* **EXERCISE OBJECTIVE**: Quote the data below in full, please, without altering anything.
____ RECORDS FOR THIS TASK
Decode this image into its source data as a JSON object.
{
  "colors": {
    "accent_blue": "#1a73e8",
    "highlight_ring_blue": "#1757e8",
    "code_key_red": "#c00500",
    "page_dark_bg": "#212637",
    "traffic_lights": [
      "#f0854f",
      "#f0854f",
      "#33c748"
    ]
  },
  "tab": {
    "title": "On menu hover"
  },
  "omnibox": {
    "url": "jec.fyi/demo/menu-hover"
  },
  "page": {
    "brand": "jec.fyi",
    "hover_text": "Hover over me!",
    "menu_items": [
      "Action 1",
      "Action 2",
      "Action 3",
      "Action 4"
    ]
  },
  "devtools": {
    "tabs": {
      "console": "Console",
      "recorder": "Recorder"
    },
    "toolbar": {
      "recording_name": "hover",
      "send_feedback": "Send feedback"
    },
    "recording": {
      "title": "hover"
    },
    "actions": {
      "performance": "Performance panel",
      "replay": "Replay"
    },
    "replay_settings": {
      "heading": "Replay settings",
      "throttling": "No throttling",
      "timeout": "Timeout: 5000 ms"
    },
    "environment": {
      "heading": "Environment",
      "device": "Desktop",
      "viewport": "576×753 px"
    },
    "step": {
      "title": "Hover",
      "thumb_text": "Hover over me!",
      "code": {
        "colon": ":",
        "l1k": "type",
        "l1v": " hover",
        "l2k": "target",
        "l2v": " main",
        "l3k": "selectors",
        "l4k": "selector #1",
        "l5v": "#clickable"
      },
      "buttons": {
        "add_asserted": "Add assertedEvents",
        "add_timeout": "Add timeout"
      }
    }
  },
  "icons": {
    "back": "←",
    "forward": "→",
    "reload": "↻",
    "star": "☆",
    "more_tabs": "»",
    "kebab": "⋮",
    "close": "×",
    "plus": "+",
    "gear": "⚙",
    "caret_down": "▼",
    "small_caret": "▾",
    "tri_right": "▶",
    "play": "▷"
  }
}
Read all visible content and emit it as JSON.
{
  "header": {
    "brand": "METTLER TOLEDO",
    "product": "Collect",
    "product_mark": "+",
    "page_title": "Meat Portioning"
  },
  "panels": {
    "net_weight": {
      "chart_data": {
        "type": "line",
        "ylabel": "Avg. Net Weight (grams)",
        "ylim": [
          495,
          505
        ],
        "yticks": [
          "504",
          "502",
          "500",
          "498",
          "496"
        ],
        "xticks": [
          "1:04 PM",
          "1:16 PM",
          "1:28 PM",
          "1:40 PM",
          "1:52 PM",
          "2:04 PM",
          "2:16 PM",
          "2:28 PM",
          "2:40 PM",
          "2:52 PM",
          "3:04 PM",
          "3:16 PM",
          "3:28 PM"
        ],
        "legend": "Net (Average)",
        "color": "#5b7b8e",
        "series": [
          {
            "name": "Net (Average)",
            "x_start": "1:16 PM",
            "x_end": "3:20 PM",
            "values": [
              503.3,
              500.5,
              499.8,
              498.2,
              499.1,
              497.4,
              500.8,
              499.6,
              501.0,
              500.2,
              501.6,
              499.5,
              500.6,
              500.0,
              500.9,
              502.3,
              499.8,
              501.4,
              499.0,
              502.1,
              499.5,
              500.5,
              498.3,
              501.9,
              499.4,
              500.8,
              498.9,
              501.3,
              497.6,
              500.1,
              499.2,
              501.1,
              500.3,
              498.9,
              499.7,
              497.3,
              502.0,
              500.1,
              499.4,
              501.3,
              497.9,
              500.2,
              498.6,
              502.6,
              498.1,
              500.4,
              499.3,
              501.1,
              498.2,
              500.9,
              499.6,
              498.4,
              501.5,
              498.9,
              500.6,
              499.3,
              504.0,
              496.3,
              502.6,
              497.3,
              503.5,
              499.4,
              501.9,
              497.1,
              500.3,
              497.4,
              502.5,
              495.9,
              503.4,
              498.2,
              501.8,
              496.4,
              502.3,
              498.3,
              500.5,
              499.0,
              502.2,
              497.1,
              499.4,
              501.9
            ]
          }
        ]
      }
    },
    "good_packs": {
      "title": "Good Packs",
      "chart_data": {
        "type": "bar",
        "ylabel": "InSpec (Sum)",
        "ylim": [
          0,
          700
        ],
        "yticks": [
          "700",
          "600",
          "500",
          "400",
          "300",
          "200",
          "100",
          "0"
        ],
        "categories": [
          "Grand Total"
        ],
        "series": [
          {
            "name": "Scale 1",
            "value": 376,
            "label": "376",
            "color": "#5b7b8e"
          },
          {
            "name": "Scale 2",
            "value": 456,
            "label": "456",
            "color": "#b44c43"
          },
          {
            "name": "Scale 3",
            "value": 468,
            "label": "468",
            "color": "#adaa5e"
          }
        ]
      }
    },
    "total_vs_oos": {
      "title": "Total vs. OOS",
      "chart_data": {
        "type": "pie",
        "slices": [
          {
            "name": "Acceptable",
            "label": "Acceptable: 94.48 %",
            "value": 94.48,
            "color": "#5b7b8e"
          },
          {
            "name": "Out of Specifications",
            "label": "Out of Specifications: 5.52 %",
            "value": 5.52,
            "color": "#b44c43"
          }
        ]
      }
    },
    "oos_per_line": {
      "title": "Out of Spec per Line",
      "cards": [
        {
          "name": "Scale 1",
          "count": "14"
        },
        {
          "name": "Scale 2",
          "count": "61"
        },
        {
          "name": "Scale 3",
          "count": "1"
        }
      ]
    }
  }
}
________
* **CORRECT OUTPUT**:
Decode this image into its source data as a JSON object.
{
  "colors": {
    "accent_blue": "#1a73e8",
    "highlight_ring_blue": "#1757e8",
    "code_key_red": "#c00500",
    "page_dark_bg": "#212637",
    "traffic_lights": [
      "#f0854f",
      "#f0854f",
      "#33c748"
    ]
  },
  "tab": {
    "title": "On menu hover"
  },
  "omnibox": {
    "url": "jec.fyi/demo/menu-hover"
  },
  "page": {
    "brand": "jec.fyi",
    "hover_text": "Hover over me!",
    "menu_items": [
      "Action 1",
      "Action 2",
      "Action 3",
      "Action 4"
    ]
  },
  "devtools": {
    "tabs": {
      "console": "Console",
      "recorder": "Recorder"
    },
    "toolbar": {
      "recording_name": "hover",
      "send_feedback": "Send feedback"
    },
    "recording": {
      "title": "hover"
    },
    "actions": {
      "performance": "Performance panel",
      "replay": "Replay"
    },
    "replay_settings": {
      "heading": "Replay settings",
      "throttling": "No throttling",
      "timeout": "Timeout: 5000 ms"
    },
    "environment": {
      "heading": "Environment",
      "device": "Desktop",
      "viewport": "576×753 px"
    },
    "step": {
      "title": "Hover",
      "thumb_text": "Hover over me!",
      "code": {
        "colon": ":",
        "l1k": "type",
        "l1v": " hover",
        "l2k": "target",
        "l2v": " main",
        "l3k": "selectors",
        "l4k": "selector #1",
        "l5v": "#clickable"
      },
      "buttons": {
        "add_asserted": "Add assertedEvents",
        "add_timeout": "Add timeout"
      }
    }
  },
  "icons": {
    "back": "←",
    "forward": "→",
    "reload": "↻",
    "star": "☆",
    "more_tabs": "»",
    "kebab": "⋮",
    "close": "×",
    "plus": "+",
    "gear": "⚙",
    "caret_down": "▼",
    "small_caret": "▾",
    "tri_right": "▶",
    "play": "▷"
  }
}
Read all visible content and emit it as JSON.
{
  "header": {
    "brand": "METTLER TOLEDO",
    "product": "Collect",
    "product_mark": "+",
    "page_title": "Meat Portioning"
  },
  "panels": {
    "net_weight": {
      "chart_data": {
        "type": "line",
        "ylabel": "Avg. Net Weight (grams)",
        "ylim": [
          495,
          505
        ],
        "yticks": [
          "504",
          "502",
          "500",
          "498",
          "496"
        ],
        "xticks": [
          "1:04 PM",
          "1:16 PM",
          "1:28 PM",
          "1:40 PM",
          "1:52 PM",
          "2:04 PM",
          "2:16 PM",
          "2:28 PM",
          "2:40 PM",
          "2:52 PM",
          "3:04 PM",
          "3:16 PM",
          "3:28 PM"
        ],
        "legend": "Net (Average)",
        "color": "#5b7b8e",
        "series": [
          {
            "name": "Net (Average)",
            "x_start": "1:16 PM",
            "x_end": "3:20 PM",
            "values": [
              503.3,
              500.5,
              499.8,
              498.2,
              499.1,
              497.4,
              500.8,
              499.6,
              501.0,
              500.2,
              501.6,
              499.5,
              500.6,
              500.0,
              500.9,
              502.3,
              499.8,
              501.4,
              499.0,
              502.1,
              499.5,
              500.5,
              498.3,
              501.9,
              499.4,
              500.8,
              498.9,
              501.3,
              497.6,
              500.1,
              499.2,
              501.1,
              500.3,
              498.9,
              499.7,
              497.3,
              502.0,
              500.1,
              499.4,
              501.3,
              497.9,
              500.2,
              498.6,
              502.6,
              498.1,
              500.4,
              499.3,
              501.1,
              498.2,
              500.9,
              499.6,
              498.4,
              501.5,
              498.9,
              500.6,
              499.3,
              504.0,
              496.3,
              502.6,
              497.3,
              503.5,
              499.4,
              501.9,
              497.1,
              500.3,
              497.4,
              502.5,
              495.9,
              503.4,
              498.2,
              501.8,
              496.4,
              502.3,
              498.3,
              500.5,
              499.0,
              502.2,
              497.1,
              499.4,
              501.9
            ]
          }
        ]
      }
    },
    "good_packs": {
      "title": "Good Packs",
      "chart_data": {
        "type": "bar",
        "ylabel": "InSpec (Sum)",
        "ylim": [
          0,
          700
        ],
        "yticks": [
          "700",
          "600",
          "500",
          "400",
          "300",
          "200",
          "100",
          "0"
        ],
        "categories": [
          "Grand Total"
        ],
        "series": [
          {
            "name": "Scale 1",
            "value": 376,
            "label": "376",
            "color": "#5b7b8e"
          },
          {
            "name": "Scale 2",
            "value": 456,
            "label": "456",
            "color": "#b44c43"
          },
          {
            "name": "Scale 3",
            "value": 468,
            "label": "468",
            "color": "#adaa5e"
          }
        ]
      }
    },
    "total_vs_oos": {
      "title": "Total vs. OOS",
      "chart_data": {
        "type": "pie",
        "slices": [
          {
            "name": "Acceptable",
            "label": "Acceptable: 94.48 %",
            "value": 94.48,
            "color": "#5b7b8e"
          },
          {
            "name": "Out of Specifications",
            "label": "Out of Specifications: 5.52 %",
            "value": 5.52,
            "color": "#b44c43"
          }
        ]
      }
    },
    "oos_per_line": {
      "title": "Out of Spec per Line",
      "cards": [
        {
          "name": "Scale 1",
          "count": "14"
        },
        {
          "name": "Scale 2",
          "count": "61"
        },
        {
          "name": "Scale 3",
          "count": "1"
        }
      ]
    }
  }
}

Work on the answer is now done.